DATASET RECORDS:
----------------------------------------
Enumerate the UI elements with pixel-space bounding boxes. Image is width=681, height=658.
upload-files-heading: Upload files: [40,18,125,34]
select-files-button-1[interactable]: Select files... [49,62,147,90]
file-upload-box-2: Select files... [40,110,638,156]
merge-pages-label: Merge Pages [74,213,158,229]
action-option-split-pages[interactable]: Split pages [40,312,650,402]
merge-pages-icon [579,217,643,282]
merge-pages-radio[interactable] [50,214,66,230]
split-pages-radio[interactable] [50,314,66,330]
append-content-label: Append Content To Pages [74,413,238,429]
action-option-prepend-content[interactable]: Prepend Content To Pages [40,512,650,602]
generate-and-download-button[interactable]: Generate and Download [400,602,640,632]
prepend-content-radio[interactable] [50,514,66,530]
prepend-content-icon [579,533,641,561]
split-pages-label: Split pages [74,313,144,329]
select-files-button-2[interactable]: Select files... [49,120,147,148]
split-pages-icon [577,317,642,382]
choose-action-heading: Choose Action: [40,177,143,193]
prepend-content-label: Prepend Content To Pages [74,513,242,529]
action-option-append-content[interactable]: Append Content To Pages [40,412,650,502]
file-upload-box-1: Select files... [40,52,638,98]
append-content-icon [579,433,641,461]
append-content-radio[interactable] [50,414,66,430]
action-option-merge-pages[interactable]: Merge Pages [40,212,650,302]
----------------------------------------
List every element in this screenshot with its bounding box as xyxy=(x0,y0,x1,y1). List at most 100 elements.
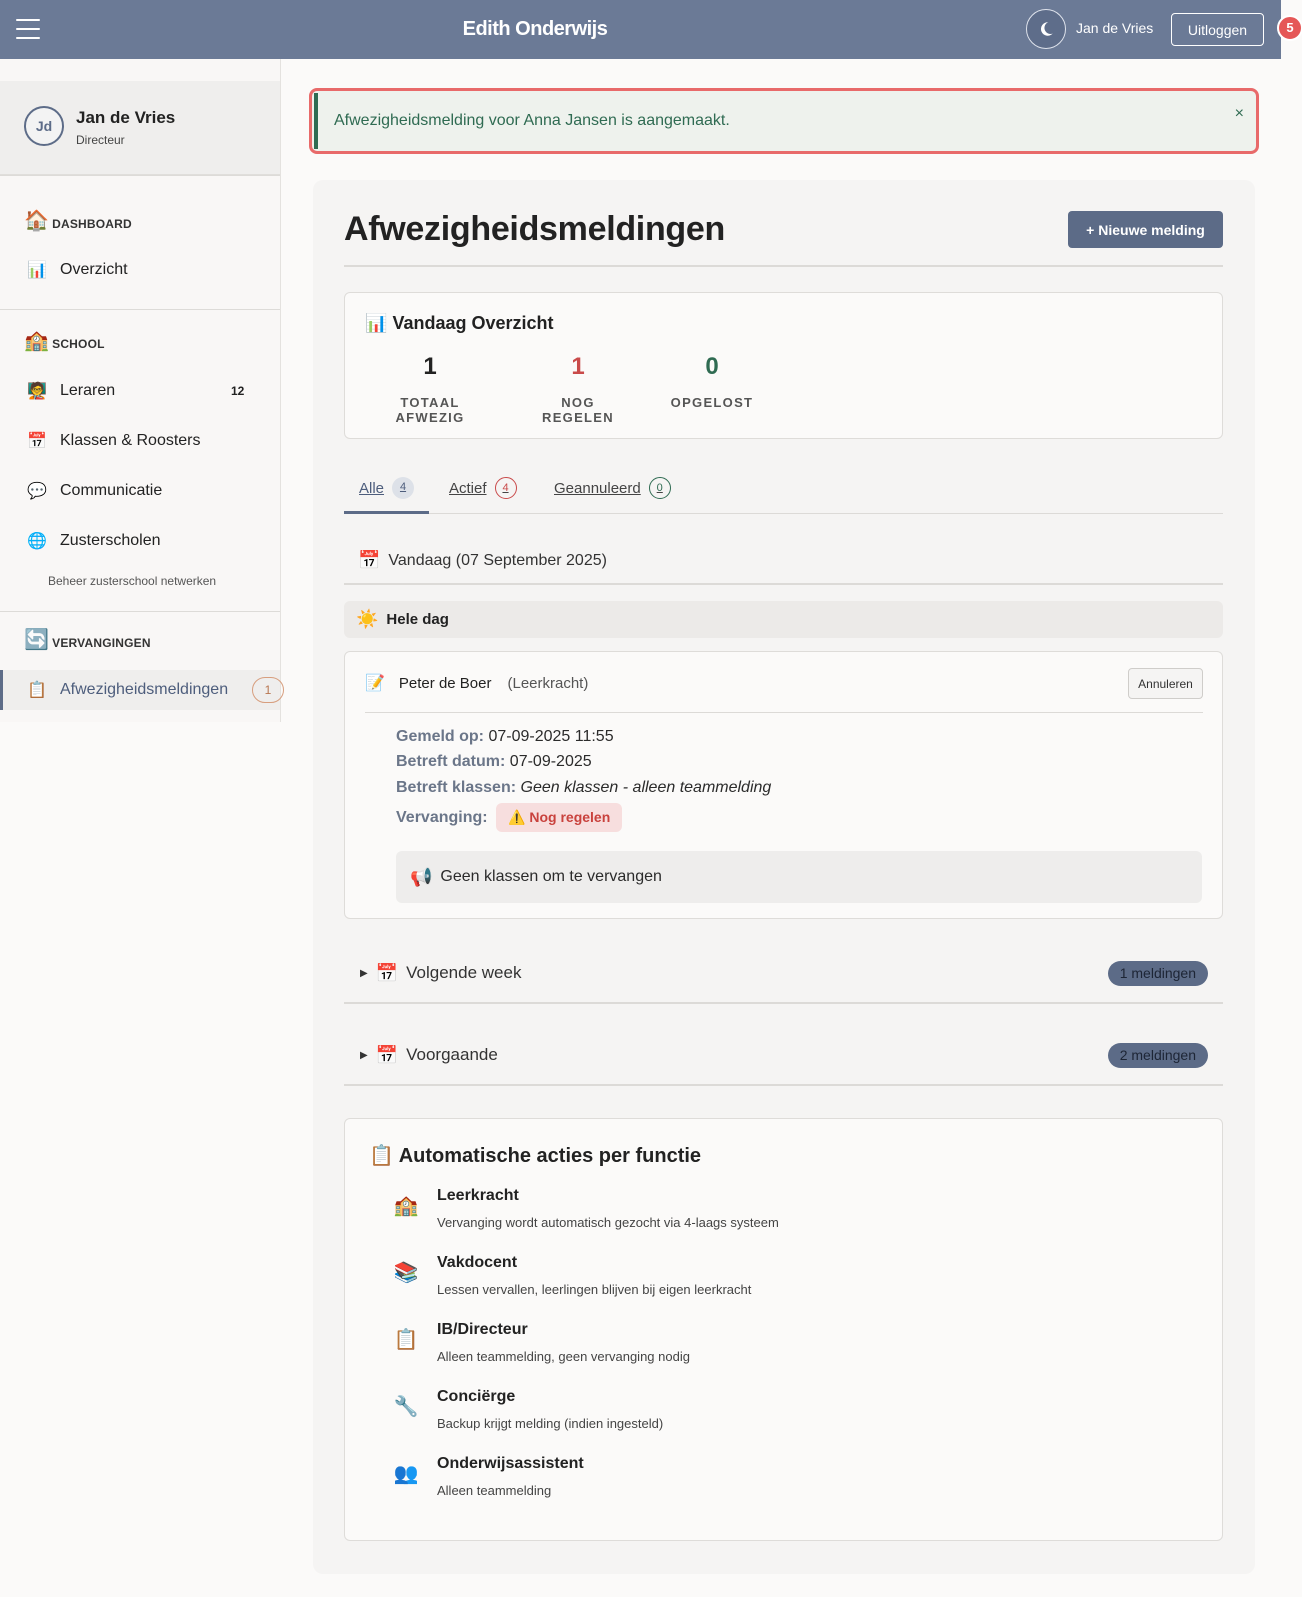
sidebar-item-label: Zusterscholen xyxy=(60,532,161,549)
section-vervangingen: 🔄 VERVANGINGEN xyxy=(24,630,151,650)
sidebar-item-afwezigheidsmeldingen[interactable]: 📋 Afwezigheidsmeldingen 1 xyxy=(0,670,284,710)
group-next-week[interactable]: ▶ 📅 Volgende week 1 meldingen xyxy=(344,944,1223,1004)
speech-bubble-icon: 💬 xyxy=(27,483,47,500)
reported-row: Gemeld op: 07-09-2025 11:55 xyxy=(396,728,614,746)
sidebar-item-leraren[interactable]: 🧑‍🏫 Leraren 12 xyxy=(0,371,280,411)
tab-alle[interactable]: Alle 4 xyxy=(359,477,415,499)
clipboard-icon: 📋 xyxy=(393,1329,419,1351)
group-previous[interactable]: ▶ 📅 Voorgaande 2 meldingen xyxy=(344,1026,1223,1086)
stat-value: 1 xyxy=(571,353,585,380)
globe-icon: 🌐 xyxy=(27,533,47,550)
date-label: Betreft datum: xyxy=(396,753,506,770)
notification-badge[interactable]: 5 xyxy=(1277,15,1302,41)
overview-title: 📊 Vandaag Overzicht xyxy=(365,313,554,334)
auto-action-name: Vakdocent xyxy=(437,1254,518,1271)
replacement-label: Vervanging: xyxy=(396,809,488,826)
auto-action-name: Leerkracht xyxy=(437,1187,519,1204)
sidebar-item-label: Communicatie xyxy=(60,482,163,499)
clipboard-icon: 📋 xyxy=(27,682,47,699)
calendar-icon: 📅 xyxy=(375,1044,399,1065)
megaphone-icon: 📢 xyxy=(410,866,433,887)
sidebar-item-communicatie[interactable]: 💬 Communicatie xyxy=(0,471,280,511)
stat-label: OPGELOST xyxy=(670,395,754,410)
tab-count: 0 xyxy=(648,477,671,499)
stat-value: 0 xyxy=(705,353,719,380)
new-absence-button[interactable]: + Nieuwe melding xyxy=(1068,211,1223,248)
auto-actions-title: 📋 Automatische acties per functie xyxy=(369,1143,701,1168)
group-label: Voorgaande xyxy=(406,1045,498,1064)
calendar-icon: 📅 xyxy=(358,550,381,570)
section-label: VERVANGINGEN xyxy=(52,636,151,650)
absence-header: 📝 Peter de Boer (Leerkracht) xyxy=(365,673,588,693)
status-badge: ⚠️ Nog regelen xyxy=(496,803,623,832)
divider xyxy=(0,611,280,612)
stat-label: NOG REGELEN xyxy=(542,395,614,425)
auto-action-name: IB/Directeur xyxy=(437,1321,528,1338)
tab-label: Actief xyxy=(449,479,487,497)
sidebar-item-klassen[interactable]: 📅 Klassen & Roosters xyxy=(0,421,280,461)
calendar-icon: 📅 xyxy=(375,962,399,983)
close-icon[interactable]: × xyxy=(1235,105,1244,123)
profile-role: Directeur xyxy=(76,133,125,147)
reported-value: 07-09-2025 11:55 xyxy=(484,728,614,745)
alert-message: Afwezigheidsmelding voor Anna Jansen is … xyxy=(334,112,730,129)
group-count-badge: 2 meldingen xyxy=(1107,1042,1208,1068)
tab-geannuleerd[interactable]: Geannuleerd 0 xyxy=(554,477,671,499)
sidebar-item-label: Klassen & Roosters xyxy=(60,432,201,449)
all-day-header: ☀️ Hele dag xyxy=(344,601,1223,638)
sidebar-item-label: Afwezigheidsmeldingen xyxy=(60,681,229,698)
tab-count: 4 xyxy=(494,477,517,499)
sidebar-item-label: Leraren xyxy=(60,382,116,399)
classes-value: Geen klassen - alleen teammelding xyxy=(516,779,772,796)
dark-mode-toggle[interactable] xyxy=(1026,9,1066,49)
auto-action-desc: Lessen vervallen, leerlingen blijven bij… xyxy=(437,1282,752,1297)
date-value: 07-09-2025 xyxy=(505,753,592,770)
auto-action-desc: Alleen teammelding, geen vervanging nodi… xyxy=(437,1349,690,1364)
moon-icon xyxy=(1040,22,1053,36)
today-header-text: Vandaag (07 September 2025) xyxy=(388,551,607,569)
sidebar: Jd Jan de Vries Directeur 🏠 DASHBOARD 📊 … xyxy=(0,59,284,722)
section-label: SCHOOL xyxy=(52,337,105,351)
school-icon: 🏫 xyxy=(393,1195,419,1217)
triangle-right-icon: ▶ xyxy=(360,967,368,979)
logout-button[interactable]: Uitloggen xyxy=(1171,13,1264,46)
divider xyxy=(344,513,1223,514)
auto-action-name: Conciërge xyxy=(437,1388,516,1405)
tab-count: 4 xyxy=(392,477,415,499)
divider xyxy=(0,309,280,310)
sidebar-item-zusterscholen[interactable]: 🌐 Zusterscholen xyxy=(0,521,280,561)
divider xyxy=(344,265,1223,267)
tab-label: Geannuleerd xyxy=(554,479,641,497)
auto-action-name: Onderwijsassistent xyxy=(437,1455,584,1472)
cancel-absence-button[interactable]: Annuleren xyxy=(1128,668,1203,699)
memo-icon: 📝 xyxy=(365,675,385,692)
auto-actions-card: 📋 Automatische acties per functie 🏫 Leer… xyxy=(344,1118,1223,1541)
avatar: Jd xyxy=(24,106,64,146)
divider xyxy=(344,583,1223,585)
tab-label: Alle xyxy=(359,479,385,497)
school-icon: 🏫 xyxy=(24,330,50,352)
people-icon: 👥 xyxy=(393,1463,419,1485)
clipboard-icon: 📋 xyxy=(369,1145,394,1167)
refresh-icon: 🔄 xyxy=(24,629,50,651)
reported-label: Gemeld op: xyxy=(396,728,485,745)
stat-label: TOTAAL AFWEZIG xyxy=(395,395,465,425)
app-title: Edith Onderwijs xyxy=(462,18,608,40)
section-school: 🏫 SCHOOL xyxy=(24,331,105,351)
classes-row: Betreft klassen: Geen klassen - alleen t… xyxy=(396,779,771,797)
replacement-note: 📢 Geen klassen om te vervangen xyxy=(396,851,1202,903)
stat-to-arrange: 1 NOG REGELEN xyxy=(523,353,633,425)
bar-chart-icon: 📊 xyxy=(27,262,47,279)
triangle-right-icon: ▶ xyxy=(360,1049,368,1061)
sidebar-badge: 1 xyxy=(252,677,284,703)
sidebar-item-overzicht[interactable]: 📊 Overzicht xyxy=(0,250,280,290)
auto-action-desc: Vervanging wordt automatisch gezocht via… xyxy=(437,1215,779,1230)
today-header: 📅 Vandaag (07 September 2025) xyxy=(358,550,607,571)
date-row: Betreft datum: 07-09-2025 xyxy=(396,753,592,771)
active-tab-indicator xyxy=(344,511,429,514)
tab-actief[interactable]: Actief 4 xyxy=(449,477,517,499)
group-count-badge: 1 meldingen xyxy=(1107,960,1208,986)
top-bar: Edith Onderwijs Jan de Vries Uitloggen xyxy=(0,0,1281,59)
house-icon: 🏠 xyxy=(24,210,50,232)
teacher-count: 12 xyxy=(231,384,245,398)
----------------------------------------
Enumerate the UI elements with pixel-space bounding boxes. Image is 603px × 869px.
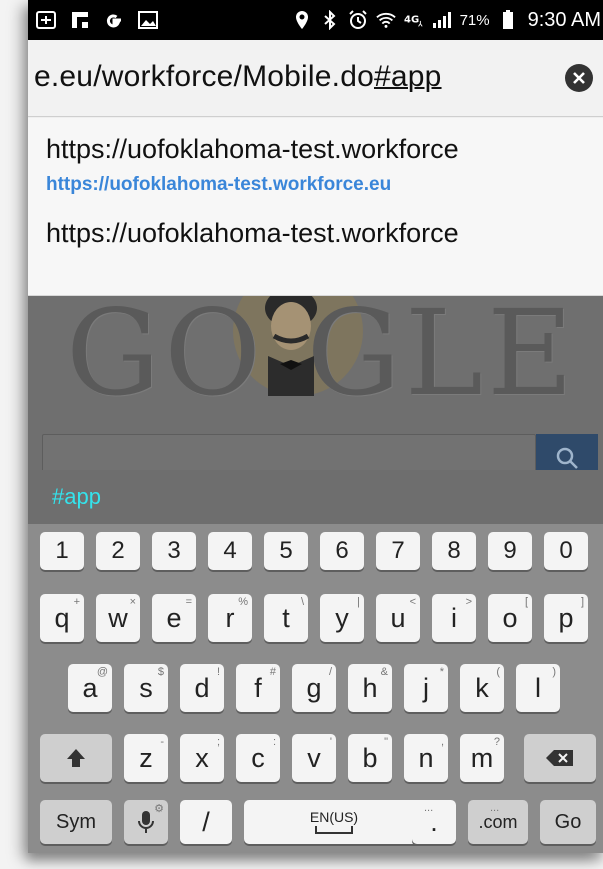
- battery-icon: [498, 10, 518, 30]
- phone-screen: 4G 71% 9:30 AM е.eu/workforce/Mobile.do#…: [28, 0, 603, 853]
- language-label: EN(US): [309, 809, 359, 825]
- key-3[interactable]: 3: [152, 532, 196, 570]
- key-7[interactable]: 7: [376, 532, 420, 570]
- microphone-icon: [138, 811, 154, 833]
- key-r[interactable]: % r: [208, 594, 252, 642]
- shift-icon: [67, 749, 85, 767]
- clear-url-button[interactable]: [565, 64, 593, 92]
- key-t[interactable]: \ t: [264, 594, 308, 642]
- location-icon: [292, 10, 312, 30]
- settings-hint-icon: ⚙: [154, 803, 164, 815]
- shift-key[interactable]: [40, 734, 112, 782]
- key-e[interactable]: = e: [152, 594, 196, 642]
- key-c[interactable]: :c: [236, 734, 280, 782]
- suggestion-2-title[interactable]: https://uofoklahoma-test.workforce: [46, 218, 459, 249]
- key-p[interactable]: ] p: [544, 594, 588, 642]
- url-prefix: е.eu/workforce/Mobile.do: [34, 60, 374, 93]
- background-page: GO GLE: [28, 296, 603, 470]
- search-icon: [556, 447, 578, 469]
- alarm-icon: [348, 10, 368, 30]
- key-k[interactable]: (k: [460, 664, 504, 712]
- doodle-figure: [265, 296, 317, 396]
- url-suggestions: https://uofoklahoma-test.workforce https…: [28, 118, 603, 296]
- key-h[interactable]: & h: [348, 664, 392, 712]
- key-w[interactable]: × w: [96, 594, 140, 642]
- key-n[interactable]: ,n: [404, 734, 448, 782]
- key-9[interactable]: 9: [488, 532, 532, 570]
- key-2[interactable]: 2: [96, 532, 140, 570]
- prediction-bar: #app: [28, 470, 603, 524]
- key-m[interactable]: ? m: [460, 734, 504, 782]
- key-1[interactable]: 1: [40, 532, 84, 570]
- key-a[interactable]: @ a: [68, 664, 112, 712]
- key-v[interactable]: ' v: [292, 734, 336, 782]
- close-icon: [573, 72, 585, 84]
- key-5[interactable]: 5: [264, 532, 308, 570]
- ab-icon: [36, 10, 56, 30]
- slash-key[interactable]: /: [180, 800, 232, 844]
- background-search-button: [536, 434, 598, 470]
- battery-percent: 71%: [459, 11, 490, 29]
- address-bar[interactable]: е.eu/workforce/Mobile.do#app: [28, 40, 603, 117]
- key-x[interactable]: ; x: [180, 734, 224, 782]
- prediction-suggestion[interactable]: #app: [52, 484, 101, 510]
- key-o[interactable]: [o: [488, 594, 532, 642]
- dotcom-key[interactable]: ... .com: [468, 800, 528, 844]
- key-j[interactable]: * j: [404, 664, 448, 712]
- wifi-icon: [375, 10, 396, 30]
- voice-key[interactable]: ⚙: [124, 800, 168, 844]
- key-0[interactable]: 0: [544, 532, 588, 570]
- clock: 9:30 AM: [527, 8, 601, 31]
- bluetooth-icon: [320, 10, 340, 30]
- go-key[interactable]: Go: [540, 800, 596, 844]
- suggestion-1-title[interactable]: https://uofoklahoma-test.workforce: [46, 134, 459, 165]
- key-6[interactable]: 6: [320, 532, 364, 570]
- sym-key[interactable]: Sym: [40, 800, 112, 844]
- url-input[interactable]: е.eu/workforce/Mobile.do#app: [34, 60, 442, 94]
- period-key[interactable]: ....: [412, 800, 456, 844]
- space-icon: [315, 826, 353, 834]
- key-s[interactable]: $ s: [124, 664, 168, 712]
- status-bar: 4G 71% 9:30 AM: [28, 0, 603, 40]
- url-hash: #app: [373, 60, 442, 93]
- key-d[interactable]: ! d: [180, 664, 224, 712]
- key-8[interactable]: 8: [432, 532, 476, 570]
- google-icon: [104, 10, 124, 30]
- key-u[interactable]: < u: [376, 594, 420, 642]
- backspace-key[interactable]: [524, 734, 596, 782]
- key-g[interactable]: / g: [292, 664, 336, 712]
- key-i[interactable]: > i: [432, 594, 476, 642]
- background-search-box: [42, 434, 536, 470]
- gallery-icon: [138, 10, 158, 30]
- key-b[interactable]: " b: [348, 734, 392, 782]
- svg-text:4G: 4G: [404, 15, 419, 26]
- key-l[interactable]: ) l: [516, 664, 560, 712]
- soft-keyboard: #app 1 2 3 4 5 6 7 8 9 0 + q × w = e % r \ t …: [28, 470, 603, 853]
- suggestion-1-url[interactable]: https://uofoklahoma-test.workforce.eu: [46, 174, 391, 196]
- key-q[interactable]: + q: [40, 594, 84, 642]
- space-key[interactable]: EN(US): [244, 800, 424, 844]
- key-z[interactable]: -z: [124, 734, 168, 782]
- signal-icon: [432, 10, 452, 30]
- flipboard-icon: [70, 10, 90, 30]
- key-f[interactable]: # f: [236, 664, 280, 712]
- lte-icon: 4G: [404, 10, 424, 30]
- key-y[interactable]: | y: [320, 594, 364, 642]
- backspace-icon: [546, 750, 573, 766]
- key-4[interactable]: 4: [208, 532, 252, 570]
----------------------------------------
WRITTEN REQUEST:
Copy the records verbatim, from the line containing "sidebar-item-label: Zusterscholen xyxy=(60,532,161,549)" through the line containing "globe-icon: 🌐 xyxy=(27,533,47,550)", including both of those lines.

TASK SOLUTION:
sidebar-item-label: Zusterscholen xyxy=(60,532,161,549)
section-vervangingen: 🔄 VERVANGINGEN xyxy=(24,630,151,650)
sidebar-item-afwezigheidsmeldingen[interactable]: 📋 Afwezigheidsmeldingen 1 xyxy=(0,670,284,710)
group-next-week[interactable]: ▶ 📅 Volgende week 1 meldingen xyxy=(344,944,1223,1004)
speech-bubble-icon: 💬 xyxy=(27,483,47,500)
reported-row: Gemeld op: 07-09-2025 11:55 xyxy=(396,728,614,746)
sidebar-item-leraren[interactable]: 🧑‍🏫 Leraren 12 xyxy=(0,371,280,411)
tab-alle[interactable]: Alle 4 xyxy=(359,477,415,499)
clipboard-icon: 📋 xyxy=(393,1329,419,1351)
group-previous[interactable]: ▶ 📅 Voorgaande 2 meldingen xyxy=(344,1026,1223,1086)
stat-value: 1 xyxy=(571,353,585,380)
globe-icon: 🌐 xyxy=(27,533,47,550)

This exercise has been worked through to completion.